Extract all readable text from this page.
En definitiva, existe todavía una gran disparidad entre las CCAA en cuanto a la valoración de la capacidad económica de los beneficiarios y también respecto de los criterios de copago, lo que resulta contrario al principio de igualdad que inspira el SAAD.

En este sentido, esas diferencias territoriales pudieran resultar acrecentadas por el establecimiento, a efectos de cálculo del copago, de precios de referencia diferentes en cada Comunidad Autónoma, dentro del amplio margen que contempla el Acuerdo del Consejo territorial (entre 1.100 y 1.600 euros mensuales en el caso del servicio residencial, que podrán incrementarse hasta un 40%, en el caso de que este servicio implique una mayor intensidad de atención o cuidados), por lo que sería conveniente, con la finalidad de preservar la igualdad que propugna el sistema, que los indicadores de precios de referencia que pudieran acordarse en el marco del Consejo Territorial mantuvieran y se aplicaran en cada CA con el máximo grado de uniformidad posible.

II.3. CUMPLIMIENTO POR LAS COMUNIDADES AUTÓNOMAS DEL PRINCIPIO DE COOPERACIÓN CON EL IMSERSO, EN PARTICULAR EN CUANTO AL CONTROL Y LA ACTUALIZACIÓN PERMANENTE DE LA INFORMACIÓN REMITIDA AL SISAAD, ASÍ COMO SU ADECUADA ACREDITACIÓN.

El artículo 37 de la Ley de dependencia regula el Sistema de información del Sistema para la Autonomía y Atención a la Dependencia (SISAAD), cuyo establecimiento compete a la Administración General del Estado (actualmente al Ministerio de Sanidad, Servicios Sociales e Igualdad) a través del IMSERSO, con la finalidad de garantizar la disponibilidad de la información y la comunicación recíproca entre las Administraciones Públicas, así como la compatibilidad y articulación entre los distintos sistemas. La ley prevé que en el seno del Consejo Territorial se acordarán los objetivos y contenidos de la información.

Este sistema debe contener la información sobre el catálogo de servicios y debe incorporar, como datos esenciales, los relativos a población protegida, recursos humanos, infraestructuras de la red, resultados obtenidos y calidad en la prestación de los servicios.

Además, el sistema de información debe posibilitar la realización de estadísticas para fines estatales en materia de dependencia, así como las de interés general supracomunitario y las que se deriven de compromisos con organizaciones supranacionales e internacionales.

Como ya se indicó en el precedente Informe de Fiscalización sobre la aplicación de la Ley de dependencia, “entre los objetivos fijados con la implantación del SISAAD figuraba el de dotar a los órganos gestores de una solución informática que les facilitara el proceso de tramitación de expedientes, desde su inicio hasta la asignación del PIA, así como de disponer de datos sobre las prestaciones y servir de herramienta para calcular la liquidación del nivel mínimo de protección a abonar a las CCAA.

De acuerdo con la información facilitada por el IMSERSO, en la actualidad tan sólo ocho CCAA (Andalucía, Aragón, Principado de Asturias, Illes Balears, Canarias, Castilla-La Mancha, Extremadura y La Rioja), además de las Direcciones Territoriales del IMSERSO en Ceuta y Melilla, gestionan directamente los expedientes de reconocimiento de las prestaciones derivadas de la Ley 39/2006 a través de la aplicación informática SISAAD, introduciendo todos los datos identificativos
┄┄┄┄┄┄┄┄┄┄┄┄┄┄┄┄┄┄┄┄
Stated problem: Return all of the data precisely as it appears.

Finished exercise:
Extract all readable text from this page.
En definitiva, existe todavía una gran disparidad entre las CCAA en cuanto a la valoración de la capacidad económica de los beneficiarios y también respecto de los criterios de copago, lo que resulta contrario al principio de igualdad que inspira el SAAD.

En este sentido, esas diferencias territoriales pudieran resultar acrecentadas por el establecimiento, a efectos de cálculo del copago, de precios de referencia diferentes en cada Comunidad Autónoma, dentro del amplio margen que contempla el Acuerdo del Consejo territorial (entre 1.100 y 1.600 euros mensuales en el caso del servicio residencial, que podrán incrementarse hasta un 40%, en el caso de que este servicio implique una mayor intensidad de atención o cuidados), por lo que sería conveniente, con la finalidad de preservar la igualdad que propugna el sistema, que los indicadores de precios de referencia que pudieran acordarse en el marco del Consejo Territorial mantuvieran y se aplicaran en cada CA con el máximo grado de uniformidad posible.

II.3. CUMPLIMIENTO POR LAS COMUNIDADES AUTÓNOMAS DEL PRINCIPIO DE COOPERACIÓN CON EL IMSERSO, EN PARTICULAR EN CUANTO AL CONTROL Y LA ACTUALIZACIÓN PERMANENTE DE LA INFORMACIÓN REMITIDA AL SISAAD, ASÍ COMO SU ADECUADA ACREDITACIÓN.

El artículo 37 de la Ley de dependencia regula el Sistema de información del Sistema para la Autonomía y Atención a la Dependencia (SISAAD), cuyo establecimiento compete a la Administración General del Estado (actualmente al Ministerio de Sanidad, Servicios Sociales e Igualdad) a través del IMSERSO, con la finalidad de garantizar la disponibilidad de la información y la comunicación recíproca entre las Administraciones Públicas, así como la compatibilidad y articulación entre los distintos sistemas. La ley prevé que en el seno del Consejo Territorial se acordarán los objetivos y contenidos de la información.

Este sistema debe contener la información sobre el catálogo de servicios y debe incorporar, como datos esenciales, los relativos a población protegida, recursos humanos, infraestructuras de la red, resultados obtenidos y calidad en la prestación de los servicios.

Además, el sistema de información debe posibilitar la realización de estadísticas para fines estatales en materia de dependencia, así como las de interés general supracomunitario y las que se deriven de compromisos con organizaciones supranacionales e internacionales.

Como ya se indicó en el precedente Informe de Fiscalización sobre la aplicación de la Ley de dependencia, “entre los objetivos fijados con la implantación del SISAAD figuraba el de dotar a los órganos gestores de una solución informática que les facilitara el proceso de tramitación de expedientes, desde su inicio hasta la asignación del PIA, así como de disponer de datos sobre las prestaciones y servir de herramienta para calcular la liquidación del nivel mínimo de protección a abonar a las CCAA.

De acuerdo con la información facilitada por el IMSERSO, en la actualidad tan sólo ocho CCAA (Andalucía, Aragón, Principado de Asturias, Illes Balears, Canarias, Castilla-La Mancha, Extremadura y La Rioja), además de las Direcciones Territoriales del IMSERSO en Ceuta y Melilla, gestionan directamente los expedientes de reconocimiento de las prestaciones derivadas de la Ley 39/2006 a través de la aplicación informática SISAAD, introduciendo todos los datos identificativos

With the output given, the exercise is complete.